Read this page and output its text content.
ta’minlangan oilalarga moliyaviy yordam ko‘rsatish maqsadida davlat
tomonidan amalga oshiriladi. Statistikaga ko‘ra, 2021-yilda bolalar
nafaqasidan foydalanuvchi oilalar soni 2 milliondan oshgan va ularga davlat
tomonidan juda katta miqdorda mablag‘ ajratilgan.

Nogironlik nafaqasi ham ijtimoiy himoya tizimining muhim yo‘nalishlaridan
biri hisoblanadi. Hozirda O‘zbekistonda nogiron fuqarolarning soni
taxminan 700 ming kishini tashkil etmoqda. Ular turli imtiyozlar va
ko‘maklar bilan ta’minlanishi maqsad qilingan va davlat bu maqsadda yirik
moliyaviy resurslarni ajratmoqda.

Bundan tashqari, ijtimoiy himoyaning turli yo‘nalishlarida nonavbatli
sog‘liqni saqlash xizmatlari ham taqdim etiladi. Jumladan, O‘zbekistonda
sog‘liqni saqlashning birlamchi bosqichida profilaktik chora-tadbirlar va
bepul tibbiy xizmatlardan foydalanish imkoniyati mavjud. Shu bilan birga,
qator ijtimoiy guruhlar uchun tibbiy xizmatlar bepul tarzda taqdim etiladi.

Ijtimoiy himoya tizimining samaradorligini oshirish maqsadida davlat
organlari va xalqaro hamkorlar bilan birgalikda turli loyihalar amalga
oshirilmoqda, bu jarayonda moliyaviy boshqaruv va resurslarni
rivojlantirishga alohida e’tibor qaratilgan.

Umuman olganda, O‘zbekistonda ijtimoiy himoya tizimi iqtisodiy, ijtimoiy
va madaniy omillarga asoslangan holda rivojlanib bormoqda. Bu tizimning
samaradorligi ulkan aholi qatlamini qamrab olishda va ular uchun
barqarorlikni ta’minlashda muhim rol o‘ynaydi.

**********

• **WRITTEN PROBLEM**
Return a copy of every line that includes the word "moliyaviy".

• **EXERCISE SOLUTION**
ta’minlangan oilalarga moliyaviy yordam ko‘rsatish maqsadida davlat
moliyaviy resurslarni ajratmoqda.
oshirilmoqda, bu jarayonda moliyaviy boshqaruv va resurslarni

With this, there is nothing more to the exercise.